A run of records:
————————

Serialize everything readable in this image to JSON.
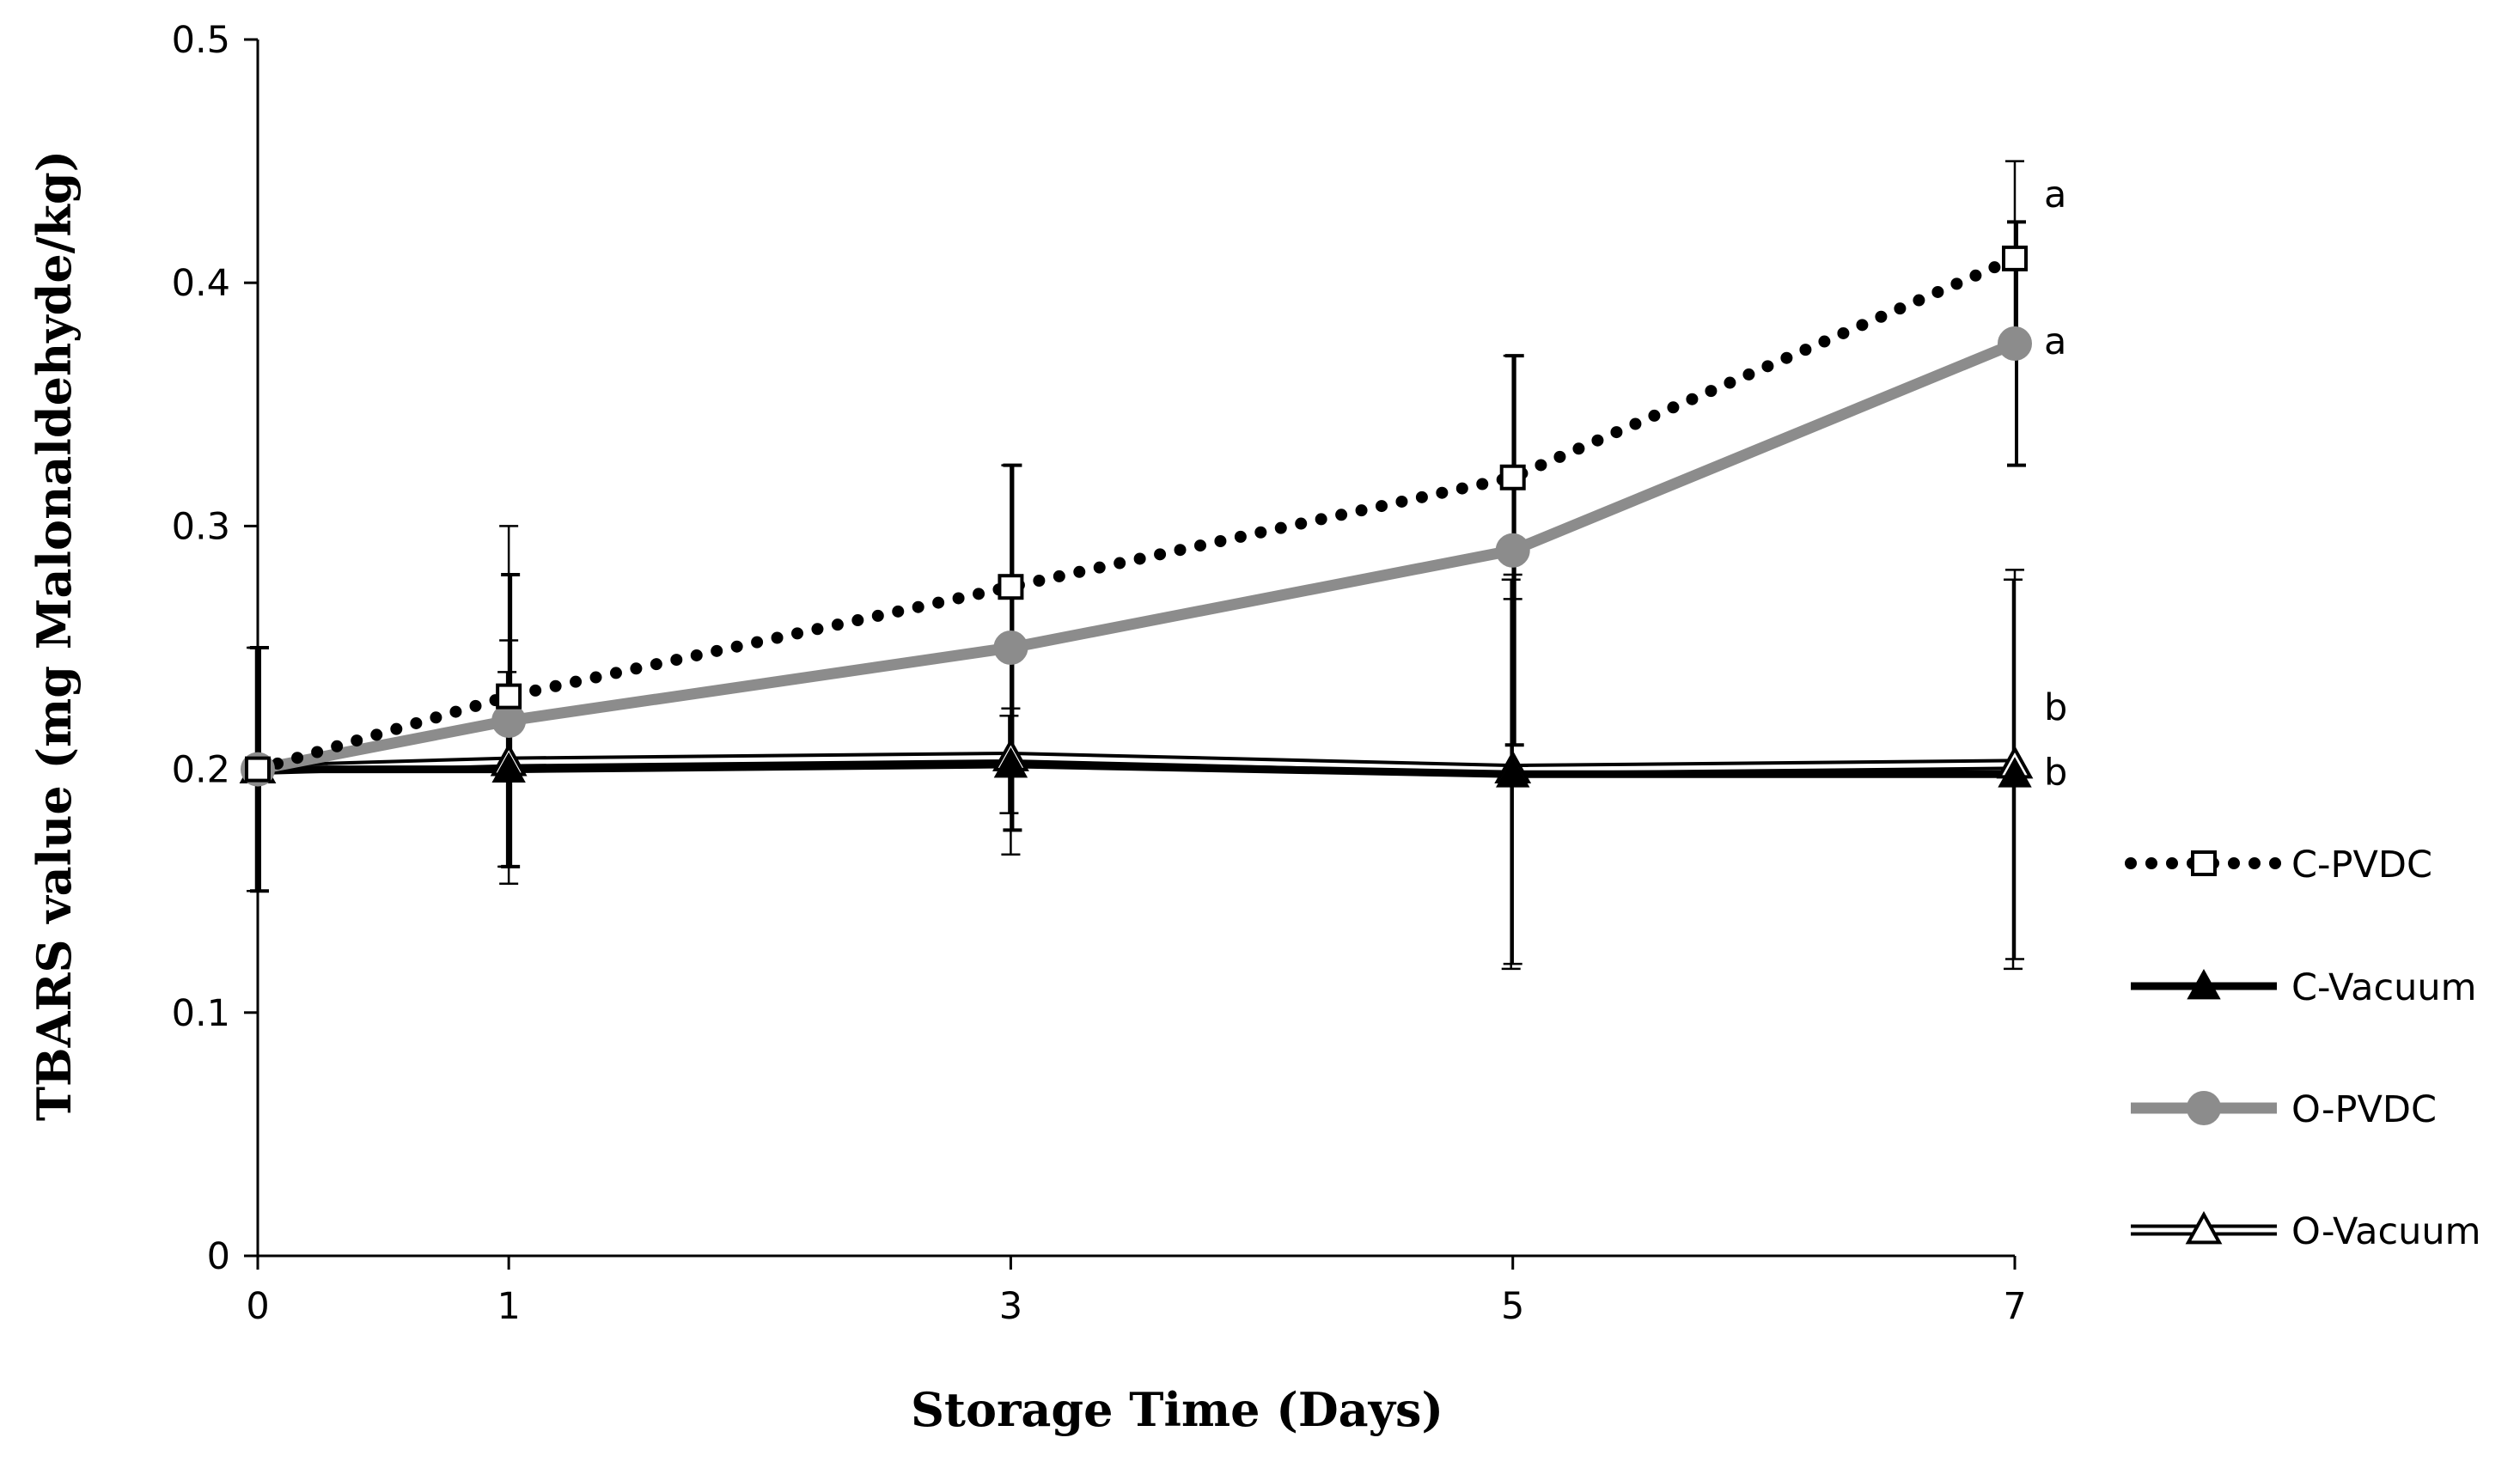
{
  "chart_data": {
    "type": "line",
    "title": "",
    "xlabel": "Storage Time  (Days)",
    "ylabel": "TBARS value (mg Malonaldehyde/kg)",
    "x": [
      0,
      1,
      3,
      5,
      7
    ],
    "x_tick_labels": [
      "0",
      "1",
      "3",
      "5",
      "7"
    ],
    "ylim": [
      0,
      0.5
    ],
    "y_ticks": [
      0,
      0.1,
      0.2,
      0.3,
      0.4,
      0.5
    ],
    "y_tick_labels": [
      "0",
      "0.1",
      "0.2",
      "0.3",
      "0.4",
      "0.5"
    ],
    "grid": false,
    "legend_position": "right",
    "series": [
      {
        "name": "C-PVDC",
        "values": [
          0.2,
          0.23,
          0.275,
          0.32,
          0.41
        ],
        "errors": [
          0.05,
          0.07,
          0.05,
          0.05,
          0.04
        ],
        "color": "#000000",
        "style": "dotted",
        "marker": "square-open"
      },
      {
        "name": "C-Vacuum",
        "values": [
          0.2,
          0.2,
          0.202,
          0.198,
          0.198
        ],
        "errors": [
          0.05,
          0.04,
          0.02,
          0.08,
          0.08
        ],
        "color": "#000000",
        "style": "solid",
        "marker": "triangle-filled"
      },
      {
        "name": "O-PVDC",
        "values": [
          0.2,
          0.22,
          0.25,
          0.29,
          0.375
        ],
        "errors": [
          0.05,
          0.06,
          0.075,
          0.08,
          0.05
        ],
        "color": "#8c8c8c",
        "style": "solid",
        "marker": "circle-filled"
      },
      {
        "name": "O-Vacuum",
        "values": [
          0.2,
          0.203,
          0.205,
          0.2,
          0.202
        ],
        "errors": [
          0.05,
          0.05,
          0.04,
          0.08,
          0.08
        ],
        "color": "#000000",
        "style": "double",
        "marker": "triangle-open"
      }
    ],
    "annotations": [
      {
        "text": "a",
        "series": "C-PVDC",
        "x": 7
      },
      {
        "text": "a",
        "series": "O-PVDC",
        "x": 7
      },
      {
        "text": "b",
        "series": "O-Vacuum",
        "x": 7
      },
      {
        "text": "b",
        "series": "C-Vacuum",
        "x": 7
      }
    ]
  }
}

————————

# Aim of the exercise
Go through the records line by line and count those containing the string "triangle". Give only the total.

# Result of this exercise
2